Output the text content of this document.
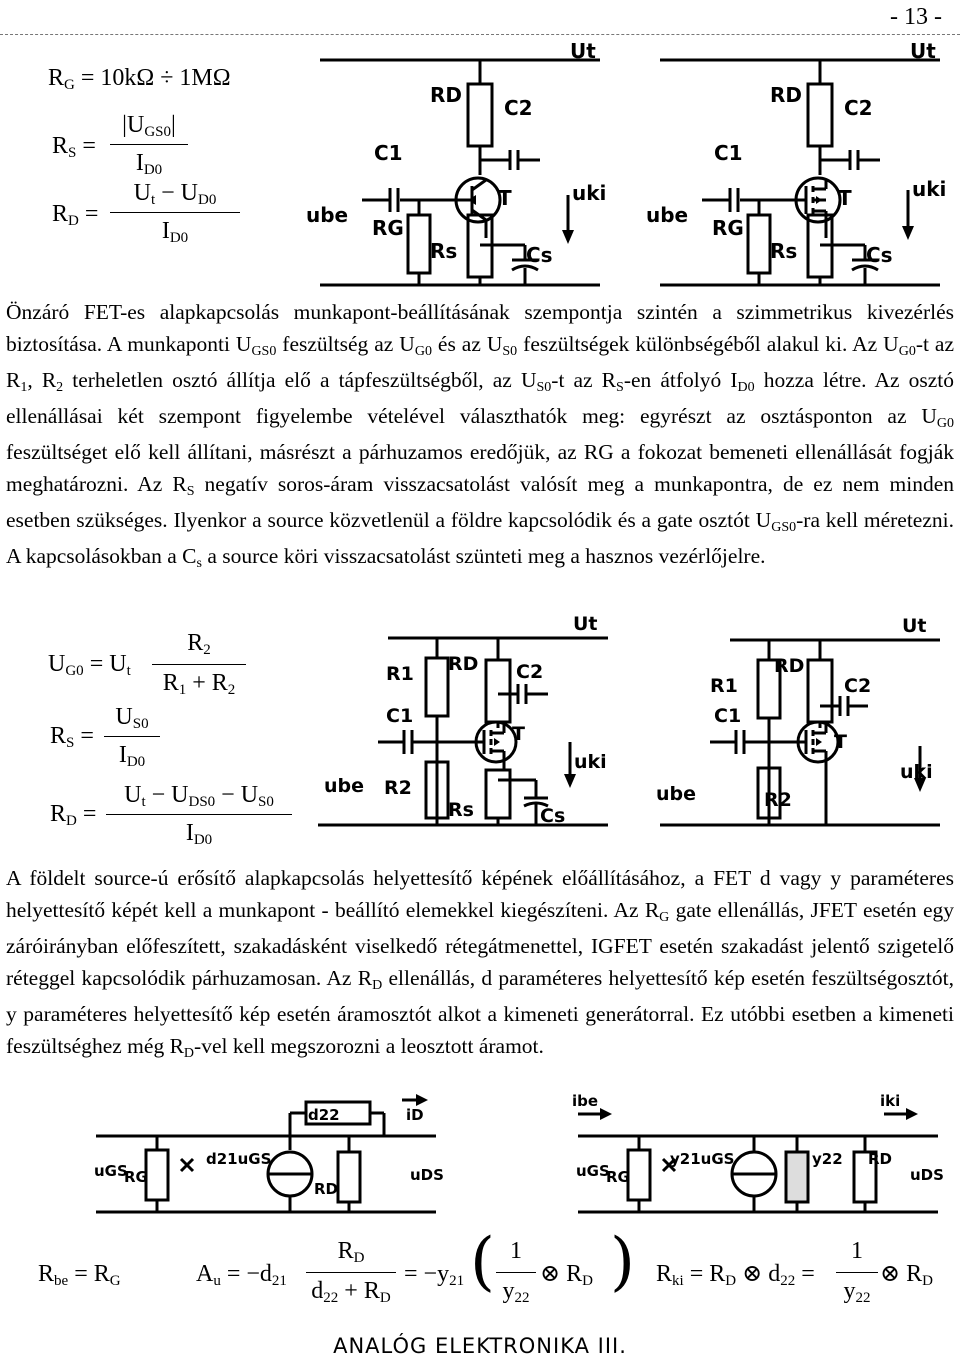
- 13 -
RG = 10kΩ ÷ 1MΩ
RS =
|UGS0|
ID0
RD =
Ut − UD0
ID0
Ut
RD
C2
C1
T
RG
Rs	Cs
ube
uki
Ut
RD
C2
C1
T
RG
Rs	Cs
ube
uki
Önzáró FET-es alapkapcsolás munkapont-beállításának szempontja szintén a szimmetrikus kivezérlés biztosítása. A munkaponti UGS0 feszültség az UG0 és az US0 feszültségek különbségéből alakul ki. Az UG0-t az R1, R2 terheletlen osztó állítja elő a tápfeszültségből, az US0-t az RS-en átfolyó ID0 hozza létre. Az osztó ellenállásai két szempont figyelembe vételével választhatók meg: egyrészt az osztásponton az UG0 feszültséget elő kell állítani, másrészt a párhuzamos eredőjük, az RG a fokozat bemeneti ellenállását fogják meghatározni. Az RS negatív soros-áram visszacsatolást valósít meg a munkapontra, de ez nem minden esetben szükséges. Ilyenkor a source közvetlenül a földre kapcsolódik és a gate osztót UGS0-ra kell méretezni. A kapcsolásokban a Cs a source köri visszacsatolást szünteti meg a hasznos vezérlőjelre.
UG0 = Ut
R2
R1 + R2
RS =
US0
ID0
RD =
Ut − UDS0 − US0
ID0
Ut
R1 RD C2
C1
T
R2
Rs	Cs
ube
uki
Ut
R1
RD
C2
C1
T
R2
ube
uki
A földelt source-ú erősítő alapkapcsolás helyettesítő képének előállításához, a FET d vagy y paraméteres helyettesítő képét kell a munkapont - beállító elemekkel kiegészíteni. Az RG gate ellenállás, JFET esetén egy záróirányban előfeszített, szakadásként viselkedő rétegátmenettel, IGFET esetén szakadást jelentő szigetelő réteggel kapcsolódik párhuzamosan. Az RD ellenállás, d paraméteres helyettesítő kép esetén feszültségosztót, y paraméteres helyettesítő kép esetén áramosztót alkot a kimeneti generátorral. Ez utóbbi esetben a kimeneti feszültséghez még RD-vel kell megszorozni a leosztott áramot.
uGS
RG
d22	iD
d21uGS
RD
uDS
ibe	iki
uGS
RG
y21uGS	y22 RD
uDS
Rbe = RG	Au = −d21
RD
d22 + RD
= −y21 ( 1
y22
⊗ RD ) Rki = RD ⊗ d22 =
1
y22
⊗ RD
ANALÓG ELEKTRONIKA III.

▶ What you need to do
Copy the data exactly. Any picture it contains is to be omitted.

▶ Expected answer
Output the text content of this document.
- 13 -
RG = 10kΩ ÷ 1MΩ
RS =
|UGS0|
ID0
RD =
Ut − UD0
ID0
Ut
RD
C2
C1
T
RG
Rs	Cs
ube
uki
Ut
RD
C2
C1
T
RG
Rs	Cs
ube
uki
Önzáró FET-es alapkapcsolás munkapont-beállításának szempontja szintén a szimmetrikus kivezérlés biztosítása. A munkaponti UGS0 feszültség az UG0 és az US0 feszültségek különbségéből alakul ki. Az UG0-t az R1, R2 terheletlen osztó állítja elő a tápfeszültségből, az US0-t az RS-en átfolyó ID0 hozza létre. Az osztó ellenállásai két szempont figyelembe vételével választhatók meg: egyrészt az osztásponton az UG0 feszültséget elő kell állítani, másrészt a párhuzamos eredőjük, az RG a fokozat bemeneti ellenállását fogják meghatározni. Az RS negatív soros-áram visszacsatolást valósít meg a munkapontra, de ez nem minden esetben szükséges. Ilyenkor a source közvetlenül a földre kapcsolódik és a gate osztót UGS0-ra kell méretezni. A kapcsolásokban a Cs a source köri visszacsatolást szünteti meg a hasznos vezérlőjelre.
UG0 = Ut
R2
R1 + R2
RS =
US0
ID0
RD =
Ut − UDS0 − US0
ID0
Ut
R1 RD C2
C1
T
R2
Rs	Cs
ube
uki
Ut
R1
RD
C2
C1
T
R2
ube
uki
A földelt source-ú erősítő alapkapcsolás helyettesítő képének előállításához, a FET d vagy y paraméteres helyettesítő képét kell a munkapont - beállító elemekkel kiegészíteni. Az RG gate ellenállás, JFET esetén egy záróirányban előfeszített, szakadásként viselkedő rétegátmenettel, IGFET esetén szakadást jelentő szigetelő réteggel kapcsolódik párhuzamosan. Az RD ellenállás, d paraméteres helyettesítő kép esetén feszültségosztót, y paraméteres helyettesítő kép esetén áramosztót alkot a kimeneti generátorral. Ez utóbbi esetben a kimeneti feszültséghez még RD-vel kell megszorozni a leosztott áramot.
uGS
RG
d22	iD
d21uGS
RD
uDS
ibe	iki
uGS
RG
y21uGS	y22 RD
uDS
Rbe = RG	Au = −d21
RD
d22 + RD
= −y21 ( 1
y22
⊗ RD ) Rki = RD ⊗ d22 =
1
y22
⊗ RD
ANALÓG ELEKTRONIKA III.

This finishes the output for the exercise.